→ Problem description:
In the data that follows, count each line holding the string "assets"; answer with the number only.

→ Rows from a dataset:
━━━━━━━━━━
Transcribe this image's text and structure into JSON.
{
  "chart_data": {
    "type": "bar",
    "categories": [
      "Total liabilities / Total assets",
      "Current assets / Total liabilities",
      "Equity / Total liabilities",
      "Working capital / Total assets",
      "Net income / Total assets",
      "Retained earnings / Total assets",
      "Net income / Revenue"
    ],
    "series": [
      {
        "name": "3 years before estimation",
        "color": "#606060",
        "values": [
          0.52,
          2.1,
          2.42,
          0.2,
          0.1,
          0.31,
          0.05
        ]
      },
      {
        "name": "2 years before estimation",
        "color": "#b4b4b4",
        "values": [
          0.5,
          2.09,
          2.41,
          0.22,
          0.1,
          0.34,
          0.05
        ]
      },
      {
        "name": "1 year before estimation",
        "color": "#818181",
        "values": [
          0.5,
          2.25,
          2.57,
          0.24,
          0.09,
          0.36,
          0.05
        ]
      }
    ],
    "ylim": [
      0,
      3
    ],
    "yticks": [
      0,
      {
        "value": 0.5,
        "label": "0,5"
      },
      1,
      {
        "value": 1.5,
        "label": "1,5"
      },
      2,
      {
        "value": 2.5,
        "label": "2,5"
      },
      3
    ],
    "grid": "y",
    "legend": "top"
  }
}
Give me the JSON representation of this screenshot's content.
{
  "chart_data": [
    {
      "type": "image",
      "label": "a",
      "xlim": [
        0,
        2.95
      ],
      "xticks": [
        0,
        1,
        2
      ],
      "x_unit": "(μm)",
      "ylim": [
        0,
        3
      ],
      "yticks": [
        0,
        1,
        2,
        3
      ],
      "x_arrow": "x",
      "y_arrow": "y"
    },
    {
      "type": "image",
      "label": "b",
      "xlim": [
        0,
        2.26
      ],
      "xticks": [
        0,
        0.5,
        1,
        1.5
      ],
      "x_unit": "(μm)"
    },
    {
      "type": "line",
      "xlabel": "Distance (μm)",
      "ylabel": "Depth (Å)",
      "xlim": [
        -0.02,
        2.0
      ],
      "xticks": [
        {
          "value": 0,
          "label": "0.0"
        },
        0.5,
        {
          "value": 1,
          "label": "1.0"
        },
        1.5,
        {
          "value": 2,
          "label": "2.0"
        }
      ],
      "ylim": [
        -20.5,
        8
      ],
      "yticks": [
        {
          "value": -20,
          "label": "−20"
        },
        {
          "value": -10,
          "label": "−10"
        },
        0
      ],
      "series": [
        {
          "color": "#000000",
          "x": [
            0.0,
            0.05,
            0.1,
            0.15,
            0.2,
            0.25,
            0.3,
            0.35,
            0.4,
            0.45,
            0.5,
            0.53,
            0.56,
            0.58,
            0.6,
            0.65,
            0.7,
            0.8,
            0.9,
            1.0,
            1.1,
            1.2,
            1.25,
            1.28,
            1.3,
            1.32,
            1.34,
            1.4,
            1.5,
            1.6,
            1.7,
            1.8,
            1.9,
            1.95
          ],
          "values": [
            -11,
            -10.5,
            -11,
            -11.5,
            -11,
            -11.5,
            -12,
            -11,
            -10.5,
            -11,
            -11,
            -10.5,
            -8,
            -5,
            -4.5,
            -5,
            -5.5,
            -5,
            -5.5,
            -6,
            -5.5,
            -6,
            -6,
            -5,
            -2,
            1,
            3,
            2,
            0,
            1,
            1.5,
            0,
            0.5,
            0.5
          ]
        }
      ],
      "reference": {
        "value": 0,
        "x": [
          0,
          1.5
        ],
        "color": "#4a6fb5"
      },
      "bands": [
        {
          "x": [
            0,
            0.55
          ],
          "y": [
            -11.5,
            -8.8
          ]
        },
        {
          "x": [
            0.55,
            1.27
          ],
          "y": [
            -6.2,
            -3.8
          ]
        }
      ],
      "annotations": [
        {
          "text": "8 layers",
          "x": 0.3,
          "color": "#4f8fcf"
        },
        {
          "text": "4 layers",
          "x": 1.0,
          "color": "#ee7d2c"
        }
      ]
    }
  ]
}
━━━━━━━━━━
→ Solution to the problem:
5